[Collected data]
::::::
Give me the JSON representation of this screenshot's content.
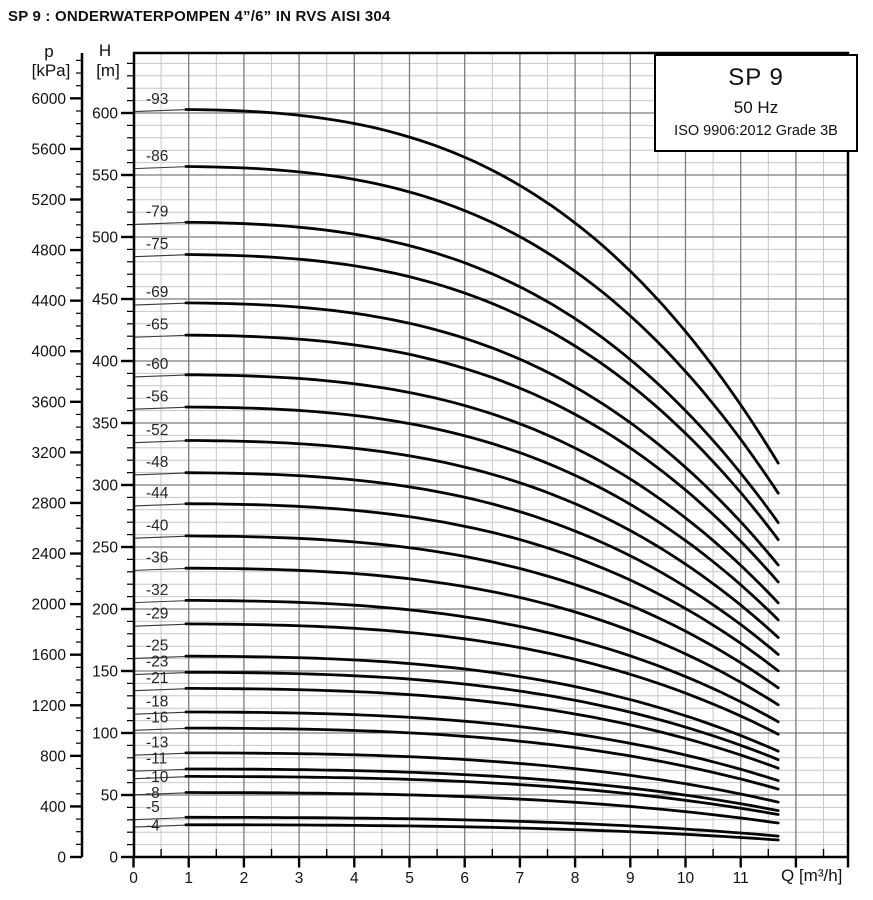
{
  "page": {
    "title": "SP 9 : ONDERWATERPOMPEN 4”/6” IN RVS AISI 304"
  },
  "chart_data": {
    "type": "line",
    "title": "SP 9 : ONDERWATERPOMPEN 4”/6” IN RVS AISI 304",
    "legend_box": {
      "model": "SP 9",
      "frequency": "50 Hz",
      "standard": "ISO 9906:2012 Grade 3B"
    },
    "x_axis": {
      "name": "Q",
      "unit_label": "Q [m³/h]",
      "tick_labels": [
        0,
        1,
        2,
        3,
        4,
        5,
        6,
        7,
        8,
        9,
        10,
        11
      ],
      "major_step": 1,
      "minor_step": 0.5,
      "range": [
        0,
        12.95
      ],
      "grid": true
    },
    "y_axis_h": {
      "name": "H",
      "unit": "[m]",
      "tick_labels": [
        0,
        50,
        100,
        150,
        200,
        250,
        300,
        350,
        400,
        450,
        500,
        550,
        600
      ],
      "major_step": 50,
      "minor_step": 10,
      "range": [
        0,
        648
      ],
      "grid": true
    },
    "y_axis_p": {
      "name": "p",
      "unit": "[kPa]",
      "tick_labels": [
        0,
        400,
        800,
        1200,
        1600,
        2000,
        2400,
        2800,
        3200,
        3600,
        4000,
        4400,
        4800,
        5200,
        5600,
        6000
      ],
      "major_step": 400,
      "minor_step": 100,
      "kpa_per_m": 9.80665
    },
    "series": [
      {
        "label": "-93",
        "shutoff_head_m": 603
      },
      {
        "label": "-86",
        "shutoff_head_m": 557
      },
      {
        "label": "-79",
        "shutoff_head_m": 512
      },
      {
        "label": "-75",
        "shutoff_head_m": 486
      },
      {
        "label": "-69",
        "shutoff_head_m": 447
      },
      {
        "label": "-65",
        "shutoff_head_m": 421
      },
      {
        "label": "-60",
        "shutoff_head_m": 389
      },
      {
        "label": "-56",
        "shutoff_head_m": 363
      },
      {
        "label": "-52",
        "shutoff_head_m": 336
      },
      {
        "label": "-48",
        "shutoff_head_m": 310
      },
      {
        "label": "-44",
        "shutoff_head_m": 285
      },
      {
        "label": "-40",
        "shutoff_head_m": 259
      },
      {
        "label": "-36",
        "shutoff_head_m": 233
      },
      {
        "label": "-32",
        "shutoff_head_m": 207
      },
      {
        "label": "-29",
        "shutoff_head_m": 188
      },
      {
        "label": "-25",
        "shutoff_head_m": 162
      },
      {
        "label": "-23",
        "shutoff_head_m": 149
      },
      {
        "label": "-21",
        "shutoff_head_m": 136
      },
      {
        "label": "-18",
        "shutoff_head_m": 117
      },
      {
        "label": "-16",
        "shutoff_head_m": 104
      },
      {
        "label": "-13",
        "shutoff_head_m": 84
      },
      {
        "label": "-11",
        "shutoff_head_m": 71
      },
      {
        "label": "-10",
        "shutoff_head_m": 65
      },
      {
        "label": "-8",
        "shutoff_head_m": 52
      },
      {
        "label": "-5",
        "shutoff_head_m": 32
      },
      {
        "label": "-4",
        "shutoff_head_m": 26
      }
    ],
    "curve_model": {
      "q_start": 0.95,
      "q_end": 11.68,
      "drop_coeff": 0.000297,
      "drop_exponent": 3,
      "head_ratio_at_end": 0.53,
      "formula": "H(Q) = H0 * (1 - 0.000297 * Q^3)"
    }
  }
}
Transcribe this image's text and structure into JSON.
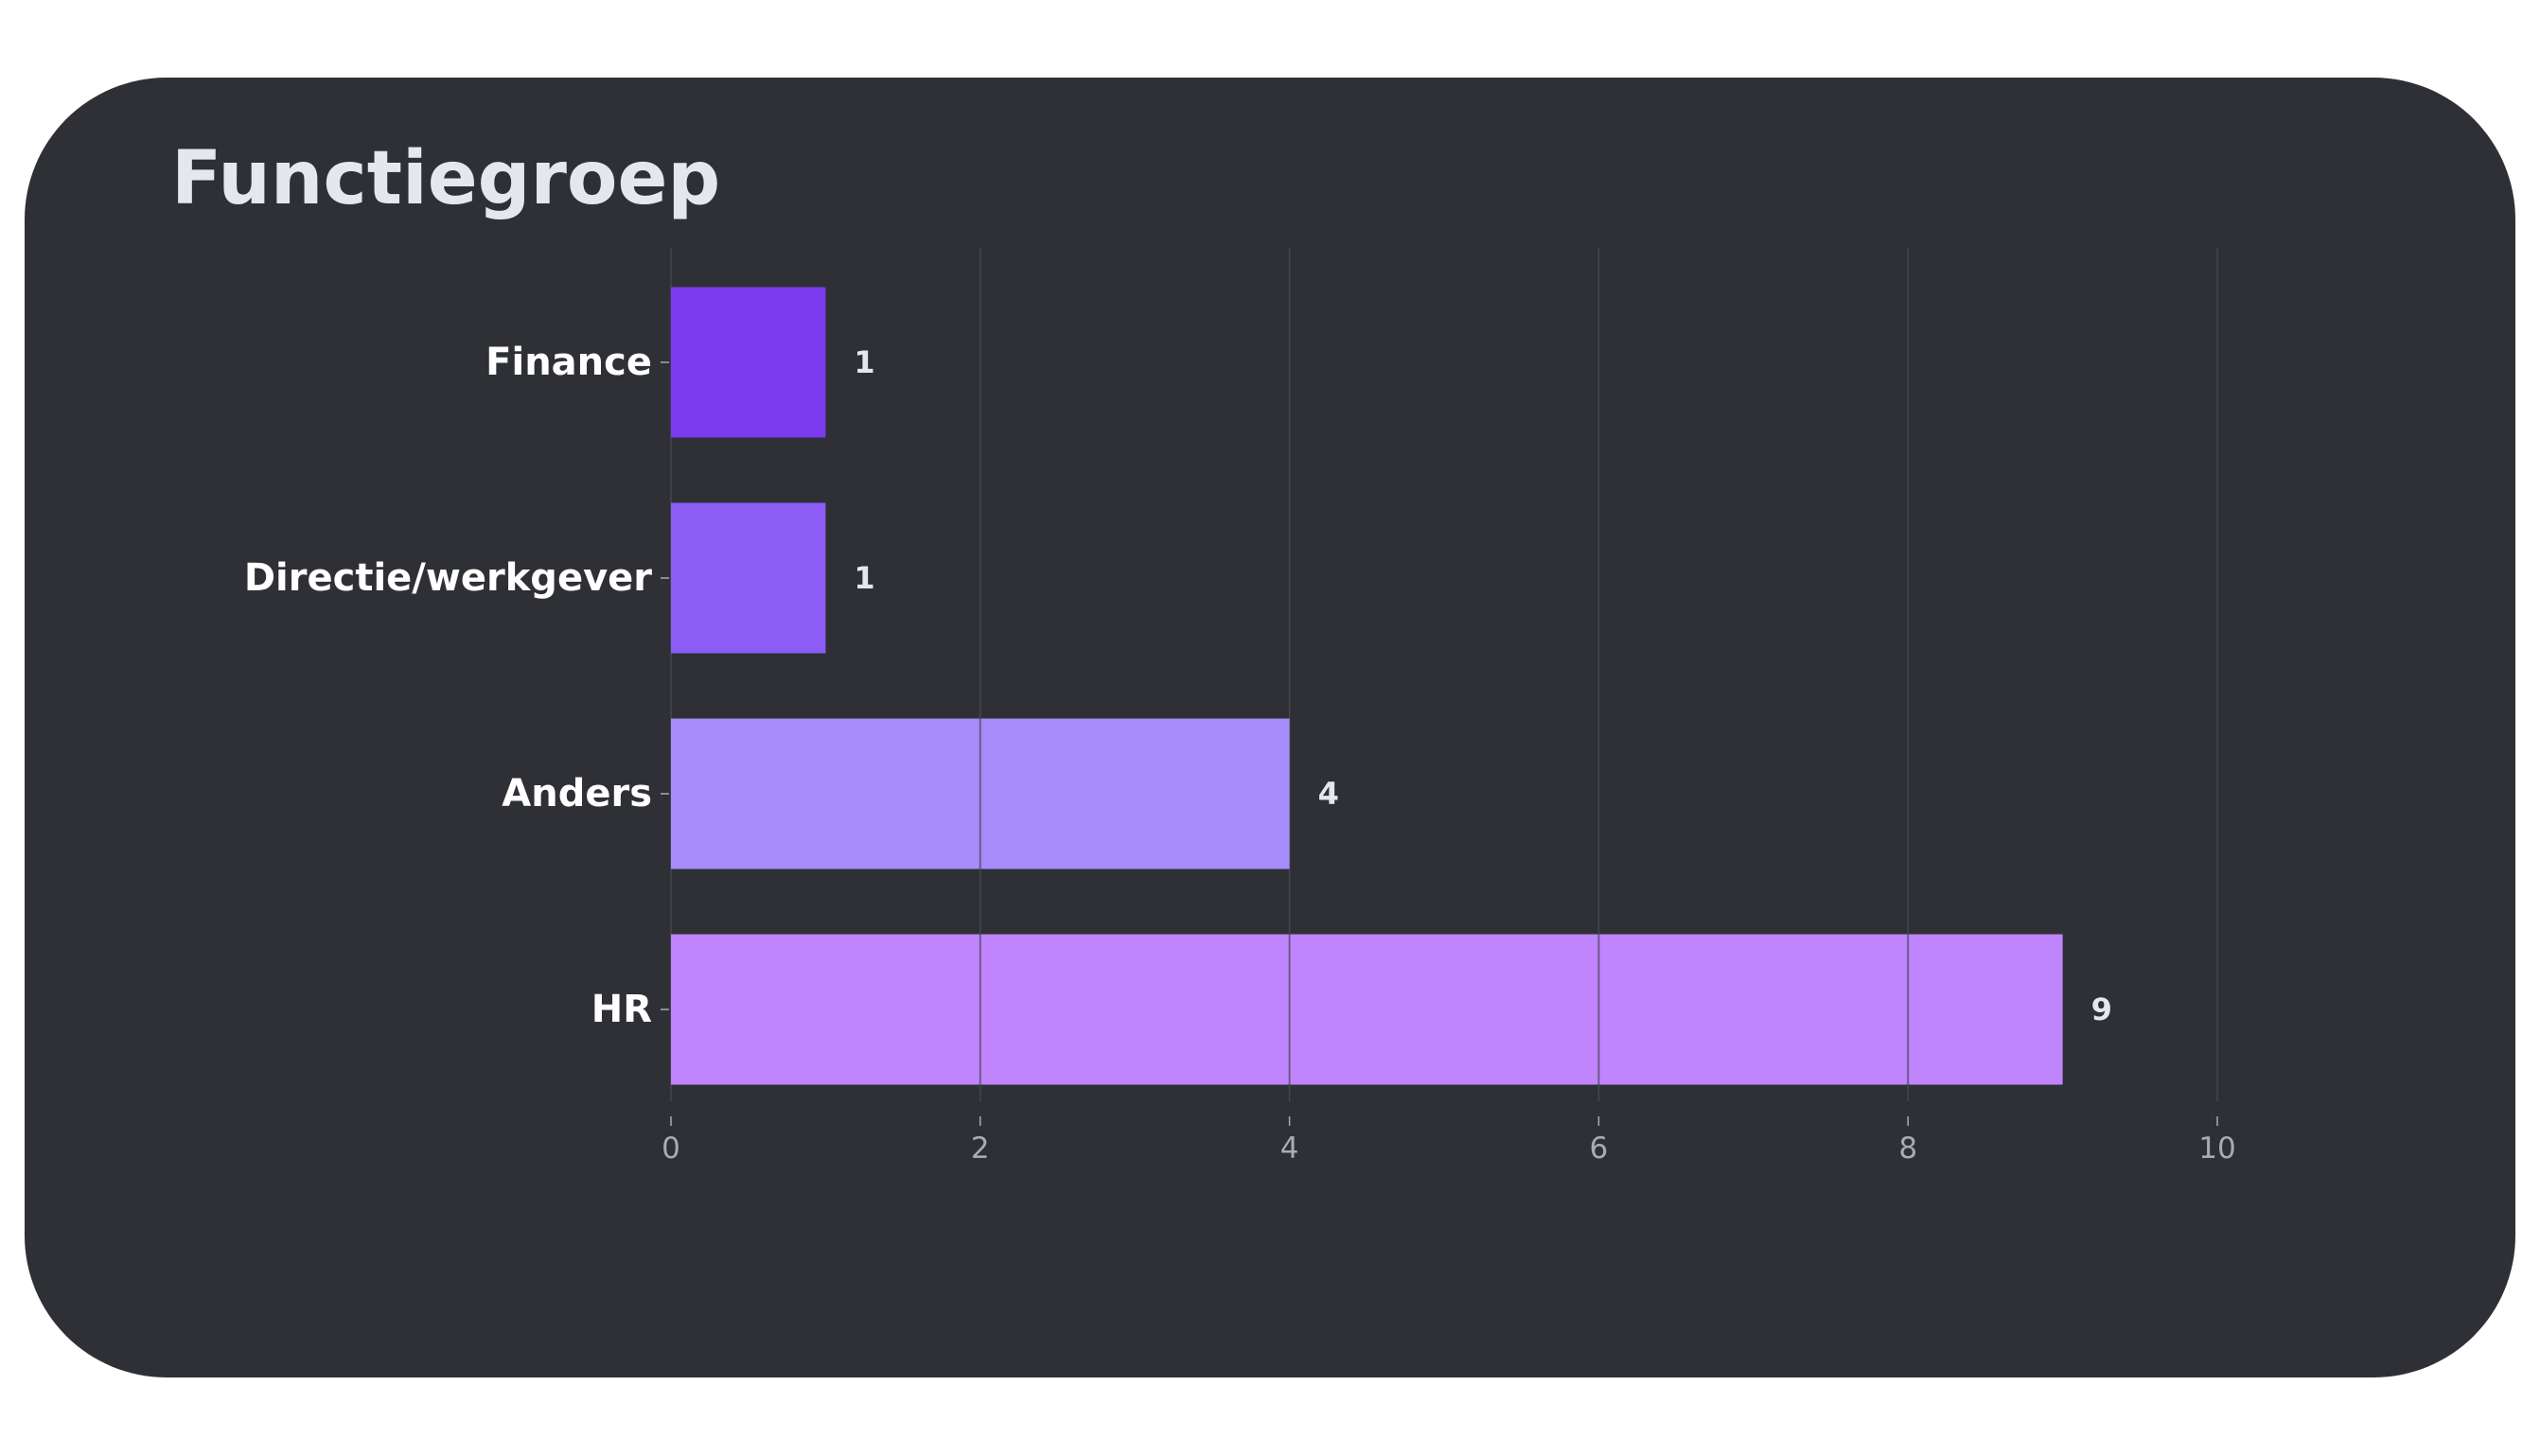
{
  "title": "Functiegroep",
  "colors": {
    "card_background": "#2e3036",
    "title_text": "#e6e7ec",
    "category_label": "#ffffff",
    "value_label": "#e6e7ec",
    "tick_label": "#a9abb3",
    "grid": "#44464d"
  },
  "chart_data": {
    "type": "bar",
    "orientation": "horizontal",
    "title": "Functiegroep",
    "categories": [
      "Finance",
      "Directie/werkgever",
      "Anders",
      "HR"
    ],
    "values": [
      1,
      1,
      4,
      9
    ],
    "bar_colors": [
      "#7c3aed",
      "#8b5cf6",
      "#a78bfa",
      "#c084fc"
    ],
    "data_labels": [
      "1",
      "1",
      "4",
      "9"
    ],
    "xlim": [
      0,
      10
    ],
    "xticks": [
      0,
      2,
      4,
      6,
      8,
      10
    ],
    "xtick_labels": [
      "0",
      "2",
      "4",
      "6",
      "8",
      "10"
    ],
    "xlabel": "",
    "ylabel": "",
    "grid": "vertical"
  }
}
::::::
§ REQUEST
Images do not belong in the copy; reproduce all other parts of the records above verbatim.

§ RESPONSE TO THE TASK
Give me the JSON representation of this screenshot's content.
{
  "page": {
    "title": "SP 9 : ONDERWATERPOMPEN 4”/6” IN RVS AISI 304"
  },
  "chart_data": {
    "type": "line",
    "title": "SP 9 : ONDERWATERPOMPEN 4”/6” IN RVS AISI 304",
    "legend_box": {
      "model": "SP 9",
      "frequency": "50 Hz",
      "standard": "ISO 9906:2012 Grade 3B"
    },
    "x_axis": {
      "name": "Q",
      "unit_label": "Q [m³/h]",
      "tick_labels": [
        0,
        1,
        2,
        3,
        4,
        5,
        6,
        7,
        8,
        9,
        10,
        11
      ],
      "major_step": 1,
      "minor_step": 0.5,
      "range": [
        0,
        12.95
      ],
      "grid": true
    },
    "y_axis_h": {
      "name": "H",
      "unit": "[m]",
      "tick_labels": [
        0,
        50,
        100,
        150,
        200,
        250,
        300,
        350,
        400,
        450,
        500,
        550,
        600
      ],
      "major_step": 50,
      "minor_step": 10,
      "range": [
        0,
        648
      ],
      "grid": true
    },
    "y_axis_p": {
      "name": "p",
      "unit": "[kPa]",
      "tick_labels": [
        0,
        400,
        800,
        1200,
        1600,
        2000,
        2400,
        2800,
        3200,
        3600,
        4000,
        4400,
        4800,
        5200,
        5600,
        6000
      ],
      "major_step": 400,
      "minor_step": 100,
      "kpa_per_m": 9.80665
    },
    "series": [
      {
        "label": "-93",
        "shutoff_head_m": 603
      },
      {
        "label": "-86",
        "shutoff_head_m": 557
      },
      {
        "label": "-79",
        "shutoff_head_m": 512
      },
      {
        "label": "-75",
        "shutoff_head_m": 486
      },
      {
        "label": "-69",
        "shutoff_head_m": 447
      },
      {
        "label": "-65",
        "shutoff_head_m": 421
      },
      {
        "label": "-60",
        "shutoff_head_m": 389
      },
      {
        "label": "-56",
        "shutoff_head_m": 363
      },
      {
        "label": "-52",
        "shutoff_head_m": 336
      },
      {
        "label": "-48",
        "shutoff_head_m": 310
      },
      {
        "label": "-44",
        "shutoff_head_m": 285
      },
      {
        "label": "-40",
        "shutoff_head_m": 259
      },
      {
        "label": "-36",
        "shutoff_head_m": 233
      },
      {
        "label": "-32",
        "shutoff_head_m": 207
      },
      {
        "label": "-29",
        "shutoff_head_m": 188
      },
      {
        "label": "-25",
        "shutoff_head_m": 162
      },
      {
        "label": "-23",
        "shutoff_head_m": 149
      },
      {
        "label": "-21",
        "shutoff_head_m": 136
      },
      {
        "label": "-18",
        "shutoff_head_m": 117
      },
      {
        "label": "-16",
        "shutoff_head_m": 104
      },
      {
        "label": "-13",
        "shutoff_head_m": 84
      },
      {
        "label": "-11",
        "shutoff_head_m": 71
      },
      {
        "label": "-10",
        "shutoff_head_m": 65
      },
      {
        "label": "-8",
        "shutoff_head_m": 52
      },
      {
        "label": "-5",
        "shutoff_head_m": 32
      },
      {
        "label": "-4",
        "shutoff_head_m": 26
      }
    ],
    "curve_model": {
      "q_start": 0.95,
      "q_end": 11.68,
      "drop_coeff": 0.000297,
      "drop_exponent": 3,
      "head_ratio_at_end": 0.53,
      "formula": "H(Q) = H0 * (1 - 0.000297 * Q^3)"
    }
  }
}
Transcribe this image's text and structure into JSON.
{
  "title": "Functiegroep",
  "colors": {
    "card_background": "#2e3036",
    "title_text": "#e6e7ec",
    "category_label": "#ffffff",
    "value_label": "#e6e7ec",
    "tick_label": "#a9abb3",
    "grid": "#44464d"
  },
  "chart_data": {
    "type": "bar",
    "orientation": "horizontal",
    "title": "Functiegroep",
    "categories": [
      "Finance",
      "Directie/werkgever",
      "Anders",
      "HR"
    ],
    "values": [
      1,
      1,
      4,
      9
    ],
    "bar_colors": [
      "#7c3aed",
      "#8b5cf6",
      "#a78bfa",
      "#c084fc"
    ],
    "data_labels": [
      "1",
      "1",
      "4",
      "9"
    ],
    "xlim": [
      0,
      10
    ],
    "xticks": [
      0,
      2,
      4,
      6,
      8,
      10
    ],
    "xtick_labels": [
      "0",
      "2",
      "4",
      "6",
      "8",
      "10"
    ],
    "xlabel": "",
    "ylabel": "",
    "grid": "vertical"
  }
}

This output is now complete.